(EXERCISE TASK) Copy out all the records exactly.

(THE INPUT)

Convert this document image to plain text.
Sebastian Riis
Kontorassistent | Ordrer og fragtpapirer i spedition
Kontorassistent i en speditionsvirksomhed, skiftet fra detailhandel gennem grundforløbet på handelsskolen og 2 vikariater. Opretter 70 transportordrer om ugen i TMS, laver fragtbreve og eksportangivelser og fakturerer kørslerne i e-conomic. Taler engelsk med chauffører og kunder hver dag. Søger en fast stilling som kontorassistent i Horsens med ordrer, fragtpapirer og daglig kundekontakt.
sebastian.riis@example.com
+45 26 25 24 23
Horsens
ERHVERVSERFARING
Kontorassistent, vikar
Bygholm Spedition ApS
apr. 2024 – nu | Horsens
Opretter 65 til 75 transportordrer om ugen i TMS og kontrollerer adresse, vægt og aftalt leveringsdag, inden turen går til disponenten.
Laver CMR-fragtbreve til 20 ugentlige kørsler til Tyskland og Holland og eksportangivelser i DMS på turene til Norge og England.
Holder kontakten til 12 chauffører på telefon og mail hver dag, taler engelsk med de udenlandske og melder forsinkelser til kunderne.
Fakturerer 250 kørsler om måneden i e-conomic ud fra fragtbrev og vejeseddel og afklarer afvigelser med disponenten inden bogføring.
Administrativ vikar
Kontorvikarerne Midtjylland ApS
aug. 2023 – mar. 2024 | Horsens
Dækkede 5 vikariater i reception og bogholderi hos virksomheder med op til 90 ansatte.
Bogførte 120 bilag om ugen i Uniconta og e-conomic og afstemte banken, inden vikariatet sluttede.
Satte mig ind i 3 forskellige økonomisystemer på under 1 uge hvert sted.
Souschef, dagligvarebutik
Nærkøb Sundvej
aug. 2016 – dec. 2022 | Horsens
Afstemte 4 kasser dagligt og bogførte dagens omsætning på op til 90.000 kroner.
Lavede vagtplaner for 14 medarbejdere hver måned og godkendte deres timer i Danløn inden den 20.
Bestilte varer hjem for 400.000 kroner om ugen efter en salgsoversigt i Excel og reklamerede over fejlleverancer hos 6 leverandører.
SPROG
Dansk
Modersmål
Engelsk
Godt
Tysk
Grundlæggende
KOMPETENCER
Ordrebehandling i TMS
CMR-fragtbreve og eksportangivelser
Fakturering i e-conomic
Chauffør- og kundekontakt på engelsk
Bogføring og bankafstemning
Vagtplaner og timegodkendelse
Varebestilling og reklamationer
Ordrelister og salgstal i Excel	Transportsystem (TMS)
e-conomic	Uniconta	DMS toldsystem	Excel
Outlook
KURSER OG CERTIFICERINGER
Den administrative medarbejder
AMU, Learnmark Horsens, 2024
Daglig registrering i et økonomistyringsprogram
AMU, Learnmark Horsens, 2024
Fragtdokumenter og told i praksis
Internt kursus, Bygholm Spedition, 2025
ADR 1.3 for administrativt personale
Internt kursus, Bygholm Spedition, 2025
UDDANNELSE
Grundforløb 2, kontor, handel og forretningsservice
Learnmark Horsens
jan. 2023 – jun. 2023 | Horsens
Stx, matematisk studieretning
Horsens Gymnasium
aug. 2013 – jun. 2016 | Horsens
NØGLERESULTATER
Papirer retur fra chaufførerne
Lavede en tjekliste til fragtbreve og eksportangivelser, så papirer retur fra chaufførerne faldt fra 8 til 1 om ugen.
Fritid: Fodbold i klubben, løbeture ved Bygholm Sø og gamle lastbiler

(WRITTEN RESPONSE)
Convert this document image to plain text.
Sebastian Riis
Kontorassistent | Ordrer og fragtpapirer i spedition
Kontorassistent i en speditionsvirksomhed, skiftet fra detailhandel gennem grundforløbet på handelsskolen og 2 vikariater. Opretter 70 transportordrer om ugen i TMS, laver fragtbreve og eksportangivelser og fakturerer kørslerne i e-conomic. Taler engelsk med chauffører og kunder hver dag. Søger en fast stilling som kontorassistent i Horsens med ordrer, fragtpapirer og daglig kundekontakt.
sebastian.riis@example.com
+45 26 25 24 23
Horsens
ERHVERVSERFARING
Kontorassistent, vikar
Bygholm Spedition ApS
apr. 2024 – nu | Horsens
Opretter 65 til 75 transportordrer om ugen i TMS og kontrollerer adresse, vægt og aftalt leveringsdag, inden turen går til disponenten.
Laver CMR-fragtbreve til 20 ugentlige kørsler til Tyskland og Holland og eksportangivelser i DMS på turene til Norge og England.
Holder kontakten til 12 chauffører på telefon og mail hver dag, taler engelsk med de udenlandske og melder forsinkelser til kunderne.
Fakturerer 250 kørsler om måneden i e-conomic ud fra fragtbrev og vejeseddel og afklarer afvigelser med disponenten inden bogføring.
Administrativ vikar
Kontorvikarerne Midtjylland ApS
aug. 2023 – mar. 2024 | Horsens
Dækkede 5 vikariater i reception og bogholderi hos virksomheder med op til 90 ansatte.
Bogførte 120 bilag om ugen i Uniconta og e-conomic og afstemte banken, inden vikariatet sluttede.
Satte mig ind i 3 forskellige økonomisystemer på under 1 uge hvert sted.
Souschef, dagligvarebutik
Nærkøb Sundvej
aug. 2016 – dec. 2022 | Horsens
Afstemte 4 kasser dagligt og bogførte dagens omsætning på op til 90.000 kroner.
Lavede vagtplaner for 14 medarbejdere hver måned og godkendte deres timer i Danløn inden den 20.
Bestilte varer hjem for 400.000 kroner om ugen efter en salgsoversigt i Excel og reklamerede over fejlleverancer hos 6 leverandører.
SPROG
Dansk
Modersmål
Engelsk
Godt
Tysk
Grundlæggende
KOMPETENCER
Ordrebehandling i TMS
CMR-fragtbreve og eksportangivelser
Fakturering i e-conomic
Chauffør- og kundekontakt på engelsk
Bogføring og bankafstemning
Vagtplaner og timegodkendelse
Varebestilling og reklamationer
Ordrelister og salgstal i Excel	Transportsystem (TMS)
e-conomic	Uniconta	DMS toldsystem	Excel
Outlook
KURSER OG CERTIFICERINGER
Den administrative medarbejder
AMU, Learnmark Horsens, 2024
Daglig registrering i et økonomistyringsprogram
AMU, Learnmark Horsens, 2024
Fragtdokumenter og told i praksis
Internt kursus, Bygholm Spedition, 2025
ADR 1.3 for administrativt personale
Internt kursus, Bygholm Spedition, 2025
UDDANNELSE
Grundforløb 2, kontor, handel og forretningsservice
Learnmark Horsens
jan. 2023 – jun. 2023 | Horsens
Stx, matematisk studieretning
Horsens Gymnasium
aug. 2013 – jun. 2016 | Horsens
NØGLERESULTATER
Papirer retur fra chaufførerne
Lavede en tjekliste til fragtbreve og eksportangivelser, så papirer retur fra chaufførerne faldt fra 8 til 1 om ugen.
Fritid: Fodbold i klubben, løbeture ved Bygholm Sø og gamle lastbiler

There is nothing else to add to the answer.